[YOUR TASKS]
A: In the article on charging an iPad Pro, how long did the 29-watt charger take to charge the 13-inch iPad Pro from zero to 100 percent with the screen on at 100 percent brightness?
B: Using the article on charging an iPad Pro, explain what the results with the screen at full brightness suggest about how the iPad handles input from the fast USB-C charger, and why it does so.

In the case of USB, we love standards. That’s probably why why we have so many of them. Even if we forget about USB 1, 2 and 3, and the various flavors of Micro-USB, you’re still left with many different power specs.

In practical terms, chargers fall into two main types:

  • 1-amp chargers, like the one that comes in the box with the iPhone, which take forever to fill a battery
  • 2.1-amp chargers, which charge devices much more quickly

If you ever charged your iPhone with your iPad’s brick, you know how much of a difference this makes.

The ultimate fast charger is the MacBook’s USB-C charger, which Apple says can fast-charge the latest iPhones and iPads, although in practice it’s not much quicker than a standard iPad brick. Conversely, a good, high-powered standard USB charger can charge a MacBook in a reasonable amount of time.

But how do these chargers stack up in real terms?

The slowest way to charge an iPad Pro

Pretty much the worst possible way of charging an iPad is to hook it up to your Mac. Those USB ports might technically provide enough power to juice the iPad Pro’s giant battery. But in practice, it takes so long to charge that hanging out in the dentist’s waiting room will start to seem like a speedy endeavor.

Almost as bad is to try to charge an iPad Pro with the little 5-watt USB charger that Apple still includes with the iPhone, even though it takes over three hours just to charge an iPhone.

In fact, these methods prove so slow that they might not even shift the needle on the battery percentage if you use the iPad while “charging.”

The fastest way to charge an iPad Pro

charger
The MacBook’s USB-C charger won’t charge your iPhone much faster.
Photo: Maurizio Pesce/Flickr CC

If you really need to have that iPad fully charged right now, then you should go for Apple’s USB-C charger, the one that’s designed for the MacBook, but it doesn’t come cheap. You’ll have to buy it in two parts: Apple’s 29-watt USB‑C power adapter and a USB-C to Lightning cable to hook it up.

Using a setup like this can fully charge a 13-inch iPad Pro in around 160 minutes. It juices the 10.5-inch iPad Pro in a little over two hours, according to tests done by MacRumors forum member Masotime. According to other reports, fast-charging cuts charging time in half.

Last year, MacStories‘ Federico Viticci tested Apple’s 29-watt USB-C charger and found that it charged the then-current 13-inch iPad Pro fully in 93 minutes. Compare that to the 213 minutes it took using the 12-watt brick that comes in the box.

And that’s with the big iPad Pro sleeping. With the screen on at 100 percent brightness, the 29-watt charger went from zero to 100 percent in 107 minutes. Compare that to the supplied charger, which took 732 minutes (more than 12 hours). This suggests that the iPad itself limits input from the fast USB-C charger when charging (to keep the battery cooler and prolong its life), but draws extra power to light the screen when needed, allowing the battery to keep charging at full speed.

Other iPad fast-chargers

Alternatives to Apple’s 29-watt charger exist. However, not all of them will fast-charge the iPad Pro. In the end, it might be less painful to just pony up for Apple’s. Or you could organize yourself better, and plug in your Apple tablet overnight.

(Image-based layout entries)
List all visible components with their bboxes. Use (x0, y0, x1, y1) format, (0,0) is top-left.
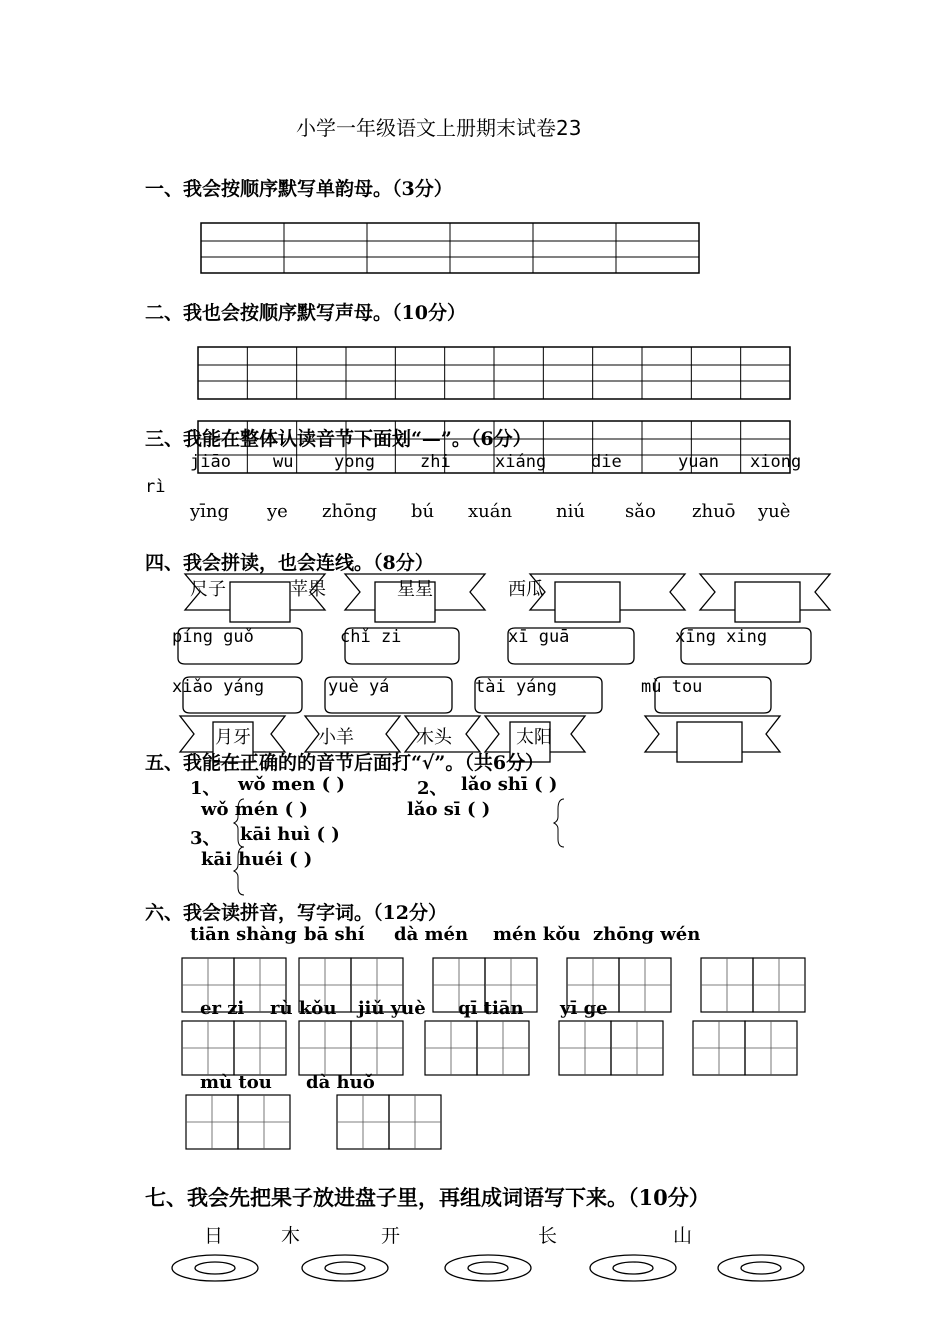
s3-syllable[interactable]: niú (556, 501, 585, 522)
pinyin-word[interactable]: xīng xing (675, 627, 768, 647)
section-6-heading: 六、我会读拼音，写字词。（12分） (145, 902, 447, 924)
q2-option-b[interactable]: lǎo sī ( ) (407, 799, 491, 820)
s6-pinyin: jiǔ yuè (358, 998, 426, 1019)
writing-grid[interactable] (558, 1020, 664, 1076)
pinyin-word[interactable]: tài yáng (475, 677, 557, 697)
section-5-heading: 五、我能在正确的的音节后面打“√”。（共6分） (145, 752, 545, 774)
top-word[interactable]: 星星 (397, 579, 433, 600)
bottom-word[interactable]: 木头 (416, 727, 452, 748)
section-4-heading: 四、我会拼读，也会连线。（8分） (145, 552, 434, 574)
q3-number: 3、 (190, 828, 221, 849)
s3-syllable[interactable]: xiáng (495, 452, 547, 472)
plate-icon (718, 1255, 804, 1281)
s6-pinyin: zhōng wén (593, 924, 701, 945)
plate-icon (445, 1255, 531, 1281)
pinyin-word[interactable]: xī guā (508, 627, 570, 647)
pinyin-word[interactable]: xiǎo yáng (172, 677, 265, 697)
q3-option-b[interactable]: kāi huéi ( ) (201, 849, 313, 870)
s3-syllable[interactable]: yuan (678, 452, 719, 472)
q1-option-b[interactable]: wǒ mén ( ) (201, 799, 308, 820)
writing-grid[interactable] (298, 957, 404, 1013)
plate-icon (590, 1255, 676, 1281)
section-7-heading: 七、我会先把果子放进盘子里，再组成词语写下来。（10分） (145, 1185, 710, 1210)
bottom-word[interactable]: 月牙 (215, 727, 251, 748)
q1-number: 1、 (190, 778, 221, 799)
writing-grid[interactable] (336, 1094, 442, 1150)
s3-syllable[interactable]: yīng (190, 501, 230, 522)
pinyin-word[interactable]: chǐ zi (340, 627, 402, 647)
s3-syllable[interactable]: bú (411, 501, 435, 522)
s6-pinyin: mén kǒu (493, 924, 581, 945)
top-word[interactable]: 尺子 (190, 579, 226, 600)
s6-pinyin: tiān shàng (190, 924, 297, 945)
s3-syllable[interactable]: zhi (420, 452, 451, 472)
s6-pinyin: dà huǒ (306, 1072, 375, 1093)
fruit-char[interactable]: 开 (381, 1225, 401, 1247)
writing-grid[interactable] (298, 1020, 404, 1076)
brace-lines (230, 795, 570, 900)
s6-pinyin: bā shí (304, 924, 365, 945)
writing-grid[interactable] (181, 957, 287, 1013)
writing-grid[interactable] (692, 1020, 798, 1076)
writing-grid[interactable] (424, 1020, 530, 1076)
writing-grid[interactable] (185, 1094, 291, 1150)
section-3-heading: 三、我能在整体认读音节下面划“—”。（6分） (145, 428, 532, 450)
s3-syllable[interactable]: xuán (468, 501, 513, 522)
plates (168, 1252, 813, 1286)
section-1-heading: 一、我会按顺序默写单韵母。（3分） (145, 178, 453, 200)
s3-syllable[interactable]: yong (334, 452, 375, 472)
s6-pinyin: qī tiān (458, 998, 524, 1019)
s6-pinyin: mù tou (200, 1072, 272, 1093)
s3-syllable[interactable]: rì (145, 477, 166, 497)
q2-number: 2、 (417, 778, 448, 799)
fruit-char[interactable]: 长 (538, 1225, 558, 1247)
fruit-char[interactable]: 日 (204, 1225, 224, 1247)
section-2-grid[interactable] (197, 346, 791, 400)
s3-syllable[interactable]: ye (267, 501, 288, 522)
s6-pinyin: yī ge (560, 998, 608, 1019)
writing-grid[interactable] (181, 1020, 287, 1076)
section-2-heading: 二、我也会按顺序默写声母。（10分） (145, 302, 466, 324)
writing-grid[interactable] (432, 957, 538, 1013)
fruit-char[interactable]: 山 (673, 1225, 693, 1247)
top-word[interactable]: 西瓜 (508, 579, 544, 600)
bottom-word[interactable]: 小羊 (318, 727, 354, 748)
writing-grid[interactable] (700, 957, 806, 1013)
pinyin-word[interactable]: mù tou (641, 677, 703, 697)
top-word[interactable]: 苹果 (290, 579, 326, 600)
plate-icon (302, 1255, 388, 1281)
pinyin-word[interactable]: yuè yá (328, 677, 390, 697)
q1-option-a[interactable]: wǒ men ( ) (238, 774, 345, 795)
s3-syllable[interactable]: yuè (758, 501, 791, 522)
s3-syllable[interactable]: xiong (750, 452, 802, 472)
pinyin-word[interactable]: píng guǒ (172, 627, 254, 647)
s3-syllable[interactable]: die (591, 452, 622, 472)
q3-option-a[interactable]: kāi huì ( ) (240, 824, 340, 845)
section-1-grid[interactable] (200, 222, 702, 276)
s6-pinyin: er zi (200, 998, 245, 1019)
s3-syllable[interactable]: sǎo (625, 501, 656, 522)
s6-pinyin: rù kǒu (270, 998, 337, 1019)
s3-syllable[interactable]: zhuō (692, 501, 736, 522)
writing-grid[interactable] (566, 957, 672, 1013)
s3-syllable[interactable]: zhōng (322, 501, 378, 522)
page-title: 小学一年级语文上册期末试卷23 (296, 116, 582, 140)
bottom-word[interactable]: 太阳 (516, 727, 552, 748)
plate-icon (172, 1255, 258, 1281)
fruit-char[interactable]: 木 (281, 1225, 301, 1247)
s6-pinyin: dà mén (394, 924, 469, 945)
s3-syllable[interactable]: wu (273, 452, 294, 472)
q2-option-a[interactable]: lǎo shī ( ) (461, 774, 558, 795)
s3-syllable[interactable]: jiāo (190, 452, 231, 472)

[ANSWERS TO THE PROBLEMS]
A: 107 minutes.

B: The results suggest that the iPad limits input from the fast USB-C charger while charging, to keep the battery cooler and prolong its life. When the screen needs power, it draws extra to light it, so the battery can keep charging at full speed.